[INSTRUCTION] Convert every line of the records below into a Markdown table with two columns, "Row" for the row number and "Line" for the line itself, and leave out any blank lines.
━━━ ENTRIES PROVIDED ━━━
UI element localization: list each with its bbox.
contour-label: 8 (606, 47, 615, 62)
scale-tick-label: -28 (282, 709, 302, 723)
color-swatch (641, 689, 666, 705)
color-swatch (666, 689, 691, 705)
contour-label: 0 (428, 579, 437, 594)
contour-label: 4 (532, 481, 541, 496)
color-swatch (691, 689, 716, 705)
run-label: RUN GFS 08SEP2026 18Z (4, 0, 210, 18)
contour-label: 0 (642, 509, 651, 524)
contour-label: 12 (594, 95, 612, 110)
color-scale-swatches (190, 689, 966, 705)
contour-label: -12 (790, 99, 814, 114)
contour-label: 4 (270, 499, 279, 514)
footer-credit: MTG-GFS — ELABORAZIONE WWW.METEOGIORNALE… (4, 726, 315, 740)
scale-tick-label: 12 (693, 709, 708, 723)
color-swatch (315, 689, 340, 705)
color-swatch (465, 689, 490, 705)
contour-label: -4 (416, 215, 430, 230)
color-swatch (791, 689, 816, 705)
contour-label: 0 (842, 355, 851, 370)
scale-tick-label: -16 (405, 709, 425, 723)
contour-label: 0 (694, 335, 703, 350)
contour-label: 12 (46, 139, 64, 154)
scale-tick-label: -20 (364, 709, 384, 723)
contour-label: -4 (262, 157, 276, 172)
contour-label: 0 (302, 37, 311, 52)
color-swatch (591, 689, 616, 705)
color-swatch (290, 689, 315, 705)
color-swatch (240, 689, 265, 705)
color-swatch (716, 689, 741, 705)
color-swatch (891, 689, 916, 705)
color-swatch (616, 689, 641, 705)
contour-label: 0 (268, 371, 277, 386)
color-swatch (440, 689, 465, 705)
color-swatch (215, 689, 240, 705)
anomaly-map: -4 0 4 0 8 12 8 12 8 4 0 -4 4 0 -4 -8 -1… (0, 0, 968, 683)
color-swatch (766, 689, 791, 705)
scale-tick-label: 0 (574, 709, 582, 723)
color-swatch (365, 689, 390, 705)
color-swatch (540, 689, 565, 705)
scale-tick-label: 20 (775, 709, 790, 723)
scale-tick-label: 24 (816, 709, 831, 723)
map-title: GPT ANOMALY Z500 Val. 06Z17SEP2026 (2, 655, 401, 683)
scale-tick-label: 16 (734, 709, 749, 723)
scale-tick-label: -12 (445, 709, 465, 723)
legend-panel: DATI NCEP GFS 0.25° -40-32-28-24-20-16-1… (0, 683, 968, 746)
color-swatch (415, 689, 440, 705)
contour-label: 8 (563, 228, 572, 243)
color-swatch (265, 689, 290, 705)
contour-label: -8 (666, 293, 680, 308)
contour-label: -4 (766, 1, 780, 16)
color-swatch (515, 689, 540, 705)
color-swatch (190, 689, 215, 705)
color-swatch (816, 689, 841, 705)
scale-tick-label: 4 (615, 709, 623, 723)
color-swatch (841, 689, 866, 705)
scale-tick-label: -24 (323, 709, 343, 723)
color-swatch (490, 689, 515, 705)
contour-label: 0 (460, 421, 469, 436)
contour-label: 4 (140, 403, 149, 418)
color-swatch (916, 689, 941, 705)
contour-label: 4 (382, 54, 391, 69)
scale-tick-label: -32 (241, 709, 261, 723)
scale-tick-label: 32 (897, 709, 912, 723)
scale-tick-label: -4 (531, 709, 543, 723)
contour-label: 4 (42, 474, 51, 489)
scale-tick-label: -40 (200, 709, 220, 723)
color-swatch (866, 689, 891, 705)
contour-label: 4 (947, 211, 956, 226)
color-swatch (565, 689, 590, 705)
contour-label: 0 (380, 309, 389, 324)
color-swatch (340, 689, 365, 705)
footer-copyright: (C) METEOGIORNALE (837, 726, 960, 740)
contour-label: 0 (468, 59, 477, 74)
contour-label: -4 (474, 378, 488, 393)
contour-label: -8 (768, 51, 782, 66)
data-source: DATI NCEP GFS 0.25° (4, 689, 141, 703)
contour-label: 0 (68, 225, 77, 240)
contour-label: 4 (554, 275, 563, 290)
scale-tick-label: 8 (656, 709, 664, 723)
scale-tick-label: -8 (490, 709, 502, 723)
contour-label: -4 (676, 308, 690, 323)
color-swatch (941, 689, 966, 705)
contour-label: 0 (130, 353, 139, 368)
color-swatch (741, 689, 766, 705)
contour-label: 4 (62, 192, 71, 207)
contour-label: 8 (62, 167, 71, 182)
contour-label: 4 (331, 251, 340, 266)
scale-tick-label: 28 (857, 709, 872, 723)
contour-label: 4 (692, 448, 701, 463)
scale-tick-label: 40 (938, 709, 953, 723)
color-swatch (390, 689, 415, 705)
━━━
[EXERCISE SOLUTION]
| Row | Line |
|---|---|
| 1 | UI element localization: list each with its bbox. |
| 2 | contour-label: 8 (606, 47, 615, 62) |
| 3 | scale-tick-label: -28 (282, 709, 302, 723) |
| 4 | color-swatch (641, 689, 666, 705) |
| 5 | color-swatch (666, 689, 691, 705) |
| 6 | contour-label: 0 (428, 579, 437, 594) |
| 7 | contour-label: 4 (532, 481, 541, 496) |
| 8 | color-swatch (691, 689, 716, 705) |
| 9 | run-label: RUN GFS 08SEP2026 18Z (4, 0, 210, 18) |
| 10 | contour-label: 0 (642, 509, 651, 524) |
| 11 | contour-label: 12 (594, 95, 612, 110) |
| 12 | color-scale-swatches (190, 689, 966, 705) |
| 13 | contour-label: -12 (790, 99, 814, 114) |
| 14 | contour-label: 4 (270, 499, 279, 514) |
| 15 | footer-credit: MTG-GFS — ELABORAZIONE WWW.METEOGIORNALE… (4, 726, 315, 740) |
| 16 | scale-tick-label: 12 (693, 709, 708, 723) |
| 17 | color-swatch (315, 689, 340, 705) |
| 18 | color-swatch (465, 689, 490, 705) |
| 19 | contour-label: -4 (416, 215, 430, 230) |
| 20 | color-swatch (791, 689, 816, 705) |
| 21 | contour-label: 0 (842, 355, 851, 370) |
| 22 | scale-tick-label: -16 (405, 709, 425, 723) |
| 23 | contour-label: 0 (694, 335, 703, 350) |
| 24 | contour-label: 12 (46, 139, 64, 154) |
| 25 | scale-tick-label: -20 (364, 709, 384, 723) |
| 26 | contour-label: -4 (262, 157, 276, 172) |
| 27 | contour-label: 0 (302, 37, 311, 52) |
| 28 | color-swatch (591, 689, 616, 705) |
| 29 | color-swatch (290, 689, 315, 705) |
| 30 | color-swatch (240, 689, 265, 705) |
| 31 | color-swatch (716, 689, 741, 705) |
| 32 | color-swatch (891, 689, 916, 705) |
| 33 | color-swatch (616, 689, 641, 705) |
| 34 | contour-label: 0 (268, 371, 277, 386) |
| 35 | color-swatch (440, 689, 465, 705) |
| 36 | color-swatch (215, 689, 240, 705) |
| 37 | anomaly-map: -4 0 4 0 8 12 8 12 8 4 0 -4 4 0 -4 -8 -1… (0, 0, 968, 683) |
| 38 | color-swatch (766, 689, 791, 705) |
| 39 | scale-tick-label: 0 (574, 709, 582, 723) |
| 40 | color-swatch (365, 689, 390, 705) |
| 41 | color-swatch (540, 689, 565, 705) |
| 42 | scale-tick-label: 20 (775, 709, 790, 723) |
| 43 | scale-tick-label: 24 (816, 709, 831, 723) |
| 44 | map-title: GPT ANOMALY Z500 Val. 06Z17SEP2026 (2, 655, 401, 683) |
| 45 | scale-tick-label: 16 (734, 709, 749, 723) |
| 46 | scale-tick-label: -12 (445, 709, 465, 723) |
| 47 | legend-panel: DATI NCEP GFS 0.25° -40-32-28-24-20-16-1… (0, 683, 968, 746) |
| 48 | color-swatch (415, 689, 440, 705) |
| 49 | contour-label: 8 (563, 228, 572, 243) |
| 50 | color-swatch (265, 689, 290, 705) |
| 51 | contour-label: -8 (666, 293, 680, 308) |
| 52 | contour-label: -4 (766, 1, 780, 16) |
| 53 | color-swatch (515, 689, 540, 705) |
| 54 | color-swatch (190, 689, 215, 705) |
| 55 | color-swatch (816, 689, 841, 705) |
| 56 | scale-tick-label: 4 (615, 709, 623, 723) |
| 57 | color-swatch (841, 689, 866, 705) |
| 58 | scale-tick-label: -24 (323, 709, 343, 723) |
| 59 | color-swatch (490, 689, 515, 705) |
| 60 | contour-label: 0 (460, 421, 469, 436) |
| 61 | contour-label: 4 (140, 403, 149, 418) |
| 62 | color-swatch (916, 689, 941, 705) |
| 63 | contour-label: 4 (382, 54, 391, 69) |
| 64 | scale-tick-label: -32 (241, 709, 261, 723) |
| 65 | scale-tick-label: 32 (897, 709, 912, 723) |
| 66 | scale-tick-label: -4 (531, 709, 543, 723) |
| 67 | contour-label: 4 (42, 474, 51, 489) |
| 68 | scale-tick-label: -40 (200, 709, 220, 723) |
| 69 | color-swatch (866, 689, 891, 705) |
| 70 | contour-label: 4 (947, 211, 956, 226) |
| 71 | color-swatch (565, 689, 590, 705) |
| 72 | contour-label: 0 (380, 309, 389, 324) |
| 73 | color-swatch (340, 689, 365, 705) |
| 74 | footer-copyright: (C) METEOGIORNALE (837, 726, 960, 740) |
| 75 | contour-label: 0 (468, 59, 477, 74) |
| 76 | contour-label: -4 (474, 378, 488, 393) |
| 77 | contour-label: -8 (768, 51, 782, 66) |
| 78 | data-source: DATI NCEP GFS 0.25° (4, 689, 141, 703) |
| 79 | contour-label: 0 (68, 225, 77, 240) |
| 80 | contour-label: 4 (554, 275, 563, 290) |
| 81 | scale-tick-label: 8 (656, 709, 664, 723) |
| 82 | scale-tick-label: -8 (490, 709, 502, 723) |
| 83 | contour-label: -4 (676, 308, 690, 323) |
| 84 | color-swatch (941, 689, 966, 705) |
| 85 | contour-label: 0 (130, 353, 139, 368) |
| 86 | color-swatch (741, 689, 766, 705) |
| 87 | contour-label: 4 (62, 192, 71, 207) |
| 88 | contour-label: 8 (62, 167, 71, 182) |
| 89 | contour-label: 4 (331, 251, 340, 266) |
| 90 | scale-tick-label: 28 (857, 709, 872, 723) |
| 91 | contour-label: 4 (692, 448, 701, 463) |
| 92 | scale-tick-label: 40 (938, 709, 953, 723) |
| 93 | color-swatch (390, 689, 415, 705) |